Stored records

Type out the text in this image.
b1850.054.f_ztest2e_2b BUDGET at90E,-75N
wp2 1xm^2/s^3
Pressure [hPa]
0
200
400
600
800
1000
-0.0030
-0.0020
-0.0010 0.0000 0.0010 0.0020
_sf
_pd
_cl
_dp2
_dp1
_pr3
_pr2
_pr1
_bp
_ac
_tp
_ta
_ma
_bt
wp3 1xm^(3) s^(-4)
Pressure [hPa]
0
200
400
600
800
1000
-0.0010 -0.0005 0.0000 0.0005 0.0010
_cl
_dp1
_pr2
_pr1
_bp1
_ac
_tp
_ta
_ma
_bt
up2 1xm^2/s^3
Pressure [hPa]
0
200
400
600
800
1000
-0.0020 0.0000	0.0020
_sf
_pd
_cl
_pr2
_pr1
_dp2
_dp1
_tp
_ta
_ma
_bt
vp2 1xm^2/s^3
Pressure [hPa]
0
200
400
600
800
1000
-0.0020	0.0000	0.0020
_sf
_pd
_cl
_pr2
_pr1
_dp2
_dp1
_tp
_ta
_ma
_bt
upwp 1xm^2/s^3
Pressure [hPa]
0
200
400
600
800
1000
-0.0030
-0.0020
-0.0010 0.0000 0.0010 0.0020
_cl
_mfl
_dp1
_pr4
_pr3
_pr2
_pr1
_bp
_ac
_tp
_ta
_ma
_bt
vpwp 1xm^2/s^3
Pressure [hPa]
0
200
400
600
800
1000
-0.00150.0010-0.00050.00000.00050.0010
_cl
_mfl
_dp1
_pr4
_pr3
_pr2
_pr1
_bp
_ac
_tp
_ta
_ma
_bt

## THE PROBLEM
Copy every record above exactly as it appears.

## SOLUTION TO THIS TASK
Type out the text in this image.
b1850.054.f_ztest2e_2b BUDGET at90E,-75N
wp2 1xm^2/s^3
Pressure [hPa]
0
200
400
600
800
1000
-0.0030
-0.0020
-0.0010 0.0000 0.0010 0.0020
_sf
_pd
_cl
_dp2
_dp1
_pr3
_pr2
_pr1
_bp
_ac
_tp
_ta
_ma
_bt
wp3 1xm^(3) s^(-4)
Pressure [hPa]
0
200
400
600
800
1000
-0.0010 -0.0005 0.0000 0.0005 0.0010
_cl
_dp1
_pr2
_pr1
_bp1
_ac
_tp
_ta
_ma
_bt
up2 1xm^2/s^3
Pressure [hPa]
0
200
400
600
800
1000
-0.0020 0.0000	0.0020
_sf
_pd
_cl
_pr2
_pr1
_dp2
_dp1
_tp
_ta
_ma
_bt
vp2 1xm^2/s^3
Pressure [hPa]
0
200
400
600
800
1000
-0.0020	0.0000	0.0020
_sf
_pd
_cl
_pr2
_pr1
_dp2
_dp1
_tp
_ta
_ma
_bt
upwp 1xm^2/s^3
Pressure [hPa]
0
200
400
600
800
1000
-0.0030
-0.0020
-0.0010 0.0000 0.0010 0.0020
_cl
_mfl
_dp1
_pr4
_pr3
_pr2
_pr1
_bp
_ac
_tp
_ta
_ma
_bt
vpwp 1xm^2/s^3
Pressure [hPa]
0
200
400
600
800
1000
-0.00150.0010-0.00050.00000.00050.0010
_cl
_mfl
_dp1
_pr4
_pr3
_pr2
_pr1
_bp
_ac
_tp
_ta
_ma
_bt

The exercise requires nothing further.